**DATASET**:
□ □ □ □ □ □ □

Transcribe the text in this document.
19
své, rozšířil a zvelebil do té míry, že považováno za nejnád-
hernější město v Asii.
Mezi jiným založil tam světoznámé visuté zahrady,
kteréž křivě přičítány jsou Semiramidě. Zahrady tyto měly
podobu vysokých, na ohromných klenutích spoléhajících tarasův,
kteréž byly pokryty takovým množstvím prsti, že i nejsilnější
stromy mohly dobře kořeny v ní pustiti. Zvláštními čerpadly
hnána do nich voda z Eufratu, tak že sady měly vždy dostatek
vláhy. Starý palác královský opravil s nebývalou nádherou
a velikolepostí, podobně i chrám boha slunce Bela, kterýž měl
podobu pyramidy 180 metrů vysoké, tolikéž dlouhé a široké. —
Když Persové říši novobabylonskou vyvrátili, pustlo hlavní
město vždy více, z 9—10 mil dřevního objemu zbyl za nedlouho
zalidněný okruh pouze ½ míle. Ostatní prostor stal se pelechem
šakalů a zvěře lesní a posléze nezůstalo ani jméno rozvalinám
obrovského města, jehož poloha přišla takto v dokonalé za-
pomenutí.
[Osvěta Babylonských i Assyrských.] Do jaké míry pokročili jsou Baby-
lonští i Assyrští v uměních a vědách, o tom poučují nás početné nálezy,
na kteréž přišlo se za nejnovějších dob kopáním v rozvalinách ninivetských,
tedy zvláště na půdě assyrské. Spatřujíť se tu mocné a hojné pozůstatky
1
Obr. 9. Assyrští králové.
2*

□ □ □ □ □ □ □

**EXERCISE BRIEF**: The lines to collect are those holding the string "jsou"; copy them all.

**SOLUTION FOR THIS PROBLEM**:
kteréž křivě přičítány jsou Semiramidě. Zahrady tyto měly
[Osvěta Babylonských i Assyrských.] Do jaké míry pokročili jsou Baby-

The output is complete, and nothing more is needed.